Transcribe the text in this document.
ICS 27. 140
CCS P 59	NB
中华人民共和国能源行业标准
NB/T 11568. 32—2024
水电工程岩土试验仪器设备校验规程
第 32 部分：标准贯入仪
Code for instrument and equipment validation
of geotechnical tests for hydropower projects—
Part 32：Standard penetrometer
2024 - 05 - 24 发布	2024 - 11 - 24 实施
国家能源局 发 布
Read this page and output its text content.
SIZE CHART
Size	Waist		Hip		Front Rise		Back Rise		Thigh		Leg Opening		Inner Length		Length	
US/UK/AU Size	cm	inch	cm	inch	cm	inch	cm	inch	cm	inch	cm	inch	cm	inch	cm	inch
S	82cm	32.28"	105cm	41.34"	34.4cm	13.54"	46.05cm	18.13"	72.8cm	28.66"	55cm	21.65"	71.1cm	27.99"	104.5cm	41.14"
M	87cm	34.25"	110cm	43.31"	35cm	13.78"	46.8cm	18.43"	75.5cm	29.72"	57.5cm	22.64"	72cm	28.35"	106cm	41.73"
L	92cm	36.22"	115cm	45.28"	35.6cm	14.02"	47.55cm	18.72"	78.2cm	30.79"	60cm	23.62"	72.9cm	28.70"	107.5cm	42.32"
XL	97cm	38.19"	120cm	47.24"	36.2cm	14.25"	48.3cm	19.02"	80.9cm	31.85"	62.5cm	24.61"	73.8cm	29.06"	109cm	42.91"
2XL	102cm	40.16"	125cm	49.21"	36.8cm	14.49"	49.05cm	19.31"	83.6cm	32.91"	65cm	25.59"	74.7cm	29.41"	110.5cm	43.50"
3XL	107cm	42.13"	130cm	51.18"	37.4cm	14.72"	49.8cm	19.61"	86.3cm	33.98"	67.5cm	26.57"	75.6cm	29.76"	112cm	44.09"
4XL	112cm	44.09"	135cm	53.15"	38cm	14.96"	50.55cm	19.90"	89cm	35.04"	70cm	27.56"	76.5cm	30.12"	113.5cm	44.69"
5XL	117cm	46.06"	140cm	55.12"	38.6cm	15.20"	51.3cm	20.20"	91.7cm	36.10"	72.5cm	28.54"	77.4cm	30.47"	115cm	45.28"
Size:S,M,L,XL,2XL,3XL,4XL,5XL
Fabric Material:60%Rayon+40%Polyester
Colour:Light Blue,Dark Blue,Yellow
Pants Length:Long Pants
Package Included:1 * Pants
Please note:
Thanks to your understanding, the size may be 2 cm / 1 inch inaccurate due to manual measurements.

══════

◆ What the exercise asks
Give the data again, exactly as it stands.

◆ Full solution
Transcribe the text in this document.
ICS 27. 140
CCS P 59	NB
中华人民共和国能源行业标准
NB/T 11568. 32—2024
水电工程岩土试验仪器设备校验规程
第 32 部分：标准贯入仪
Code for instrument and equipment validation
of geotechnical tests for hydropower projects—
Part 32：Standard penetrometer
2024 - 05 - 24 发布	2024 - 11 - 24 实施
国家能源局 发 布
Read this page and output its text content.
SIZE CHART
Size	Waist		Hip		Front Rise		Back Rise		Thigh		Leg Opening		Inner Length		Length	
US/UK/AU Size	cm	inch	cm	inch	cm	inch	cm	inch	cm	inch	cm	inch	cm	inch	cm	inch
S	82cm	32.28"	105cm	41.34"	34.4cm	13.54"	46.05cm	18.13"	72.8cm	28.66"	55cm	21.65"	71.1cm	27.99"	104.5cm	41.14"
M	87cm	34.25"	110cm	43.31"	35cm	13.78"	46.8cm	18.43"	75.5cm	29.72"	57.5cm	22.64"	72cm	28.35"	106cm	41.73"
L	92cm	36.22"	115cm	45.28"	35.6cm	14.02"	47.55cm	18.72"	78.2cm	30.79"	60cm	23.62"	72.9cm	28.70"	107.5cm	42.32"
XL	97cm	38.19"	120cm	47.24"	36.2cm	14.25"	48.3cm	19.02"	80.9cm	31.85"	62.5cm	24.61"	73.8cm	29.06"	109cm	42.91"
2XL	102cm	40.16"	125cm	49.21"	36.8cm	14.49"	49.05cm	19.31"	83.6cm	32.91"	65cm	25.59"	74.7cm	29.41"	110.5cm	43.50"
3XL	107cm	42.13"	130cm	51.18"	37.4cm	14.72"	49.8cm	19.61"	86.3cm	33.98"	67.5cm	26.57"	75.6cm	29.76"	112cm	44.09"
4XL	112cm	44.09"	135cm	53.15"	38cm	14.96"	50.55cm	19.90"	89cm	35.04"	70cm	27.56"	76.5cm	30.12"	113.5cm	44.69"
5XL	117cm	46.06"	140cm	55.12"	38.6cm	15.20"	51.3cm	20.20"	91.7cm	36.10"	72.5cm	28.54"	77.4cm	30.47"	115cm	45.28"
Size:S,M,L,XL,2XL,3XL,4XL,5XL
Fabric Material:60%Rayon+40%Polyester
Colour:Light Blue,Dark Blue,Yellow
Pants Length:Long Pants
Package Included:1 * Pants
Please note:
Thanks to your understanding, the size may be 2 cm / 1 inch inaccurate due to manual measurements.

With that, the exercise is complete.